▶ _Exercise task_
Every line below must be reproduced exactly. Copy them all.

▶ _Data rows_
*****
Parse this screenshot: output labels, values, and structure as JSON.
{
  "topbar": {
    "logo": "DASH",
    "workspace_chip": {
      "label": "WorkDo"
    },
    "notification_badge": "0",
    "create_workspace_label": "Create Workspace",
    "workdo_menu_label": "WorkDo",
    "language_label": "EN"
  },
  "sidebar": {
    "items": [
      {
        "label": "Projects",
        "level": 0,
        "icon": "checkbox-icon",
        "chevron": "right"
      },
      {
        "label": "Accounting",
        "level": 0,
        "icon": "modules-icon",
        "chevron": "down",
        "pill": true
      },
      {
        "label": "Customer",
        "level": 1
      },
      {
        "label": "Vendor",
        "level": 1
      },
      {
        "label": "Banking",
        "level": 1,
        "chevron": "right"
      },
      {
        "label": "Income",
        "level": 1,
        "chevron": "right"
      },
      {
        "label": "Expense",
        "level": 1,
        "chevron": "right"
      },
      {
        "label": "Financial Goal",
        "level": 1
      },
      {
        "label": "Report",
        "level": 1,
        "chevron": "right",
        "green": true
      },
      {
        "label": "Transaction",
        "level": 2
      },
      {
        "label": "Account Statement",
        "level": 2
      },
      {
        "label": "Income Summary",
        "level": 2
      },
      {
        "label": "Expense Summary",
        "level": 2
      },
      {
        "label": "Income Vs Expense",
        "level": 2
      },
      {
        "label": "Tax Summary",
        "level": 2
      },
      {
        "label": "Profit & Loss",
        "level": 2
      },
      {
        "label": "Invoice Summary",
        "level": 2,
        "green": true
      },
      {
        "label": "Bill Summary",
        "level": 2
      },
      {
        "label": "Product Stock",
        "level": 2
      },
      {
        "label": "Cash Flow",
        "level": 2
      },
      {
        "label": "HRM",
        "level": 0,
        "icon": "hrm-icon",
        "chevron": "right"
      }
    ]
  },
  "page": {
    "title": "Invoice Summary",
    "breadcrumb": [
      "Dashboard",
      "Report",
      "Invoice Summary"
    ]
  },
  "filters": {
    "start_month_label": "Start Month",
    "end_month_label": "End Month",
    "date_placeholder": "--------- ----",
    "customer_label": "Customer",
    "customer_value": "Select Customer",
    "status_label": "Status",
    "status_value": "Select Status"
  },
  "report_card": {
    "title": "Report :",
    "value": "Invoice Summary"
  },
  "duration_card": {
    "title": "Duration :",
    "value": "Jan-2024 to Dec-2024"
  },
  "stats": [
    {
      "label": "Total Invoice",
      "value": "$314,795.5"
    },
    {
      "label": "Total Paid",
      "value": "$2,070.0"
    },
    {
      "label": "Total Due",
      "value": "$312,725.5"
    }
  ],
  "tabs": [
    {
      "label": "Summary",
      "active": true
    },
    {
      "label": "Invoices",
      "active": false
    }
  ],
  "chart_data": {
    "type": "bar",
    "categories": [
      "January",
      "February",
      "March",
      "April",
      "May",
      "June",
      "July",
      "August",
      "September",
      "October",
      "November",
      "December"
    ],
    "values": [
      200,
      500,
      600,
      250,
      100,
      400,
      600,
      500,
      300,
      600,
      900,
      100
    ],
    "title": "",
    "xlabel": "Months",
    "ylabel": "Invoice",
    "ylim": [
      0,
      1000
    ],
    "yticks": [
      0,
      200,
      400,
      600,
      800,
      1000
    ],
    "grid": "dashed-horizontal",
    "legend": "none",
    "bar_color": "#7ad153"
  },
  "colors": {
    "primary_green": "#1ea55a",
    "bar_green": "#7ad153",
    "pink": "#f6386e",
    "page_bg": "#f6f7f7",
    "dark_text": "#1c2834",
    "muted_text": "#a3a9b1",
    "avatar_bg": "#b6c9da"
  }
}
*****
▶ _Solution to the problem_
Parse this screenshot: output labels, values, and structure as JSON.
{
  "topbar": {
    "logo": "DASH",
    "workspace_chip": {
      "label": "WorkDo"
    },
    "notification_badge": "0",
    "create_workspace_label": "Create Workspace",
    "workdo_menu_label": "WorkDo",
    "language_label": "EN"
  },
  "sidebar": {
    "items": [
      {
        "label": "Projects",
        "level": 0,
        "icon": "checkbox-icon",
        "chevron": "right"
      },
      {
        "label": "Accounting",
        "level": 0,
        "icon": "modules-icon",
        "chevron": "down",
        "pill": true
      },
      {
        "label": "Customer",
        "level": 1
      },
      {
        "label": "Vendor",
        "level": 1
      },
      {
        "label": "Banking",
        "level": 1,
        "chevron": "right"
      },
      {
        "label": "Income",
        "level": 1,
        "chevron": "right"
      },
      {
        "label": "Expense",
        "level": 1,
        "chevron": "right"
      },
      {
        "label": "Financial Goal",
        "level": 1
      },
      {
        "label": "Report",
        "level": 1,
        "chevron": "right",
        "green": true
      },
      {
        "label": "Transaction",
        "level": 2
      },
      {
        "label": "Account Statement",
        "level": 2
      },
      {
        "label": "Income Summary",
        "level": 2
      },
      {
        "label": "Expense Summary",
        "level": 2
      },
      {
        "label": "Income Vs Expense",
        "level": 2
      },
      {
        "label": "Tax Summary",
        "level": 2
      },
      {
        "label": "Profit & Loss",
        "level": 2
      },
      {
        "label": "Invoice Summary",
        "level": 2,
        "green": true
      },
      {
        "label": "Bill Summary",
        "level": 2
      },
      {
        "label": "Product Stock",
        "level": 2
      },
      {
        "label": "Cash Flow",
        "level": 2
      },
      {
        "label": "HRM",
        "level": 0,
        "icon": "hrm-icon",
        "chevron": "right"
      }
    ]
  },
  "page": {
    "title": "Invoice Summary",
    "breadcrumb": [
      "Dashboard",
      "Report",
      "Invoice Summary"
    ]
  },
  "filters": {
    "start_month_label": "Start Month",
    "end_month_label": "End Month",
    "date_placeholder": "--------- ----",
    "customer_label": "Customer",
    "customer_value": "Select Customer",
    "status_label": "Status",
    "status_value": "Select Status"
  },
  "report_card": {
    "title": "Report :",
    "value": "Invoice Summary"
  },
  "duration_card": {
    "title": "Duration :",
    "value": "Jan-2024 to Dec-2024"
  },
  "stats": [
    {
      "label": "Total Invoice",
      "value": "$314,795.5"
    },
    {
      "label": "Total Paid",
      "value": "$2,070.0"
    },
    {
      "label": "Total Due",
      "value": "$312,725.5"
    }
  ],
  "tabs": [
    {
      "label": "Summary",
      "active": true
    },
    {
      "label": "Invoices",
      "active": false
    }
  ],
  "chart_data": {
    "type": "bar",
    "categories": [
      "January",
      "February",
      "March",
      "April",
      "May",
      "June",
      "July",
      "August",
      "September",
      "October",
      "November",
      "December"
    ],
    "values": [
      200,
      500,
      600,
      250,
      100,
      400,
      600,
      500,
      300,
      600,
      900,
      100
    ],
    "title": "",
    "xlabel": "Months",
    "ylabel": "Invoice",
    "ylim": [
      0,
      1000
    ],
    "yticks": [
      0,
      200,
      400,
      600,
      800,
      1000
    ],
    "grid": "dashed-horizontal",
    "legend": "none",
    "bar_color": "#7ad153"
  },
  "colors": {
    "primary_green": "#1ea55a",
    "bar_green": "#7ad153",
    "pink": "#f6386e",
    "page_bg": "#f6f7f7",
    "dark_text": "#1c2834",
    "muted_text": "#a3a9b1",
    "avatar_bg": "#b6c9da"
  }
}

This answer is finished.